* [SOURCE MATERIAL]
* START *

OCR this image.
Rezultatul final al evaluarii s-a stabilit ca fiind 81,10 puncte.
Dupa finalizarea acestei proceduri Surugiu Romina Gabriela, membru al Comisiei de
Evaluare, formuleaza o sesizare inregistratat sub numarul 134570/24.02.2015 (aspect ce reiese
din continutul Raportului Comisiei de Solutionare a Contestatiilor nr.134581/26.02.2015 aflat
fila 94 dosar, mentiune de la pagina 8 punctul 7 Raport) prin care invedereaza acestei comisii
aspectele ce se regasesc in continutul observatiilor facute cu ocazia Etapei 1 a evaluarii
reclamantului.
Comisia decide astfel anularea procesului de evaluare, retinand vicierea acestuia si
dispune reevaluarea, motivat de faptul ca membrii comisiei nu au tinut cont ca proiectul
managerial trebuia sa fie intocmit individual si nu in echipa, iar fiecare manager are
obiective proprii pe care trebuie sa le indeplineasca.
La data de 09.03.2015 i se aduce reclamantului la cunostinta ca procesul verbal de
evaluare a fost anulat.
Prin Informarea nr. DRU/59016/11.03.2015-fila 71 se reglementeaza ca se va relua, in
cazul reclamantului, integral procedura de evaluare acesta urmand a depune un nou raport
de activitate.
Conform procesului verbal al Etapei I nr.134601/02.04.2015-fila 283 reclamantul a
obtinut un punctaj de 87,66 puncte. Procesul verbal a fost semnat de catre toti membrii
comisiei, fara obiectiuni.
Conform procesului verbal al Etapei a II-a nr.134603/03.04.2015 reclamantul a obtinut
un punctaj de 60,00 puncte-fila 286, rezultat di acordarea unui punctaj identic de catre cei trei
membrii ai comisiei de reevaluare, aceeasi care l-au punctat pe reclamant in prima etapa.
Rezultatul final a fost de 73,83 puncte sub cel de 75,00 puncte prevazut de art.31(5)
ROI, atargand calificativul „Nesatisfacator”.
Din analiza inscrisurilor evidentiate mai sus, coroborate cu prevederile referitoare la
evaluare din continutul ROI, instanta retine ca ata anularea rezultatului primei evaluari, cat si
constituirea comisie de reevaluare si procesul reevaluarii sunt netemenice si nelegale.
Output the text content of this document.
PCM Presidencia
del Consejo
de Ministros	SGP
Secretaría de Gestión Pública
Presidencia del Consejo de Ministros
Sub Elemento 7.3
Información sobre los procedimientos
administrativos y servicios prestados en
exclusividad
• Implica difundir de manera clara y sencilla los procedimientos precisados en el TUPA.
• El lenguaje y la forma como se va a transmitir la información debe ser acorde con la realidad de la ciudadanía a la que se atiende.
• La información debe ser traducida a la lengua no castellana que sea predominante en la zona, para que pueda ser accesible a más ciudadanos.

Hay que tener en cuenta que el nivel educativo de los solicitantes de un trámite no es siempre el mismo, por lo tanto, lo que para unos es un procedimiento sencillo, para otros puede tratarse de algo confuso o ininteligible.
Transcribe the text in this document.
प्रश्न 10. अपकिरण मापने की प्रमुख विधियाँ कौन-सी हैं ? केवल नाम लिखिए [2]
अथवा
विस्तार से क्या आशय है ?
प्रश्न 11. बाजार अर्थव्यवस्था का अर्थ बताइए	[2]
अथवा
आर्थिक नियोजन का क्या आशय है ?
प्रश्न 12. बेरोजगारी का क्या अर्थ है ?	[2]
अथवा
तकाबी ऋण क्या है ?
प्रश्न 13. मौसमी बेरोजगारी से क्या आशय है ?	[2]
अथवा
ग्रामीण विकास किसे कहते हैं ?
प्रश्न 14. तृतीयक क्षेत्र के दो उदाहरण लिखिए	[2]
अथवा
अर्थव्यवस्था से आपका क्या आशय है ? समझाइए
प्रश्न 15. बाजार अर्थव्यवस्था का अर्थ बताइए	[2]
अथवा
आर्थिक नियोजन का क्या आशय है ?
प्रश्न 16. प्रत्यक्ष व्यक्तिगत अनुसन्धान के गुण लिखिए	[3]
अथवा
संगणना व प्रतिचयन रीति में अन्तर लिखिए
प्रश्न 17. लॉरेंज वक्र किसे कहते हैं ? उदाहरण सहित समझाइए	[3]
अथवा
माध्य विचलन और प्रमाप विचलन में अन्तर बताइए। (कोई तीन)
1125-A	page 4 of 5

* END *

* [SET PROBLEM] Where a line above includes "Ministros", copy that line.

* [PROBLEM SOLUTION]
de Ministros	SGP
Presidencia del Consejo de Ministros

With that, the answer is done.